TASK: List each line of the data that holds the string "laquelle", please.
## begin DATA TO USE
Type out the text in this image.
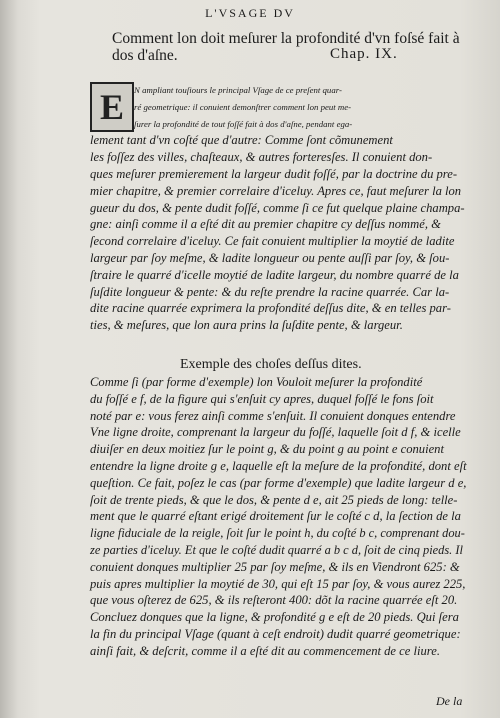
L'VSAGE DV
Comment lon doit meſurer la profondité d'vn foſsé fait à dos d'aſne.	Chap. IX.
E	N ampliant touſiours le principal Vſage de ce preſent quar-
ré geometrique: il conuient demonſtrer comment lon peut me-
ſurer la profondité de tout foſſé fait à dos d'aſne, pendant ega-
lement tant d'vn coſté que d'autre: Comme ſont cõmunement
les foſſez des villes, chaſteaux, & autres forteresſes. Il conuient don-
ques meſurer premierement la largeur dudit foſſé, par la doctrine du pre-
mier chapitre, & premier correlaire d'iceluy. Apres ce, faut meſurer la lon
gueur du dos, & pente dudit foſſé, comme ſi ce fut quelque plaine champa-
gne: ainſi comme il a eſté dit au premier chapitre cy deſſus nommé, &
ſecond correlaire d'iceluy. Ce fait conuient multiplier la moytié de ladite
largeur par ſoy meſme, & ladite longueur ou pente auſſi par ſoy, & ſou-
ſtraire le quarré d'icelle moytié de ladite largeur, du nombre quarré de la
ſuſdite longueur & pente: & du reſte prendre la racine quarrée. Car la-
dite racine quarrée exprimera la profondité deſſus dite, & en telles par-
ties, & meſures, que lon aura prins la ſuſdite pente, & largeur.
Exemple des choſes deſſus dites.
Comme ſi (par forme d'exemple) lon Vouloit meſurer la profondité
du foſſé e f, de la figure qui s'enſuit cy apres, duquel foſſé le fons ſoit
noté par e: vous ferez ainſi comme s'enſuit. Il conuient donques entendre
Vne ligne droite, comprenant la largeur du foſſé, laquelle ſoit d f, & icelle
diuiſer en deux moitiez ſur le point g, & du point g au point e conuient
entendre la ligne droite g e, laquelle eſt la meſure de la profondité, dont eſt
queſtion. Ce fait, poſez le cas (par forme d'exemple) que ladite largeur d e,
ſoit de trente pieds, & que le dos, & pente d e, ait 25 pieds de long: telle-
ment que le quarré eſtant erigé droitement ſur le coſté c d, la ſection de la
ligne fiduciale de la reigle, ſoit ſur le point h, du coſté b c, comprenant dou-
ze parties d'iceluy. Et que le coſté dudit quarré a b c d, ſoit de cinq pieds. Il
conuient donques multiplier 25 par ſoy meſme, & ils en Viendront 625: &
puis apres multiplier la moytié de 30, qui eſt 15 par ſoy, & vous aurez 225,
que vous oſterez de 625, & ils reſteront 400: dõt la racine quarrée eſt 20.
Concluez donques que la ligne, & profondité g e eſt de 20 pieds. Qui ſera
la fin du principal Vſage (quant à ceſt endroit) dudit quarré geometrique:
ainſi fait, & deſcrit, comme il a eſté dit au commencement de ce liure.
De la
## end DATA TO USE
FINAL RESULT:
Vne ligne droite, comprenant la largeur du foſſé, laquelle ſoit d f, & icelle
entendre la ligne droite g e, laquelle eſt la meſure de la profondité, dont eſt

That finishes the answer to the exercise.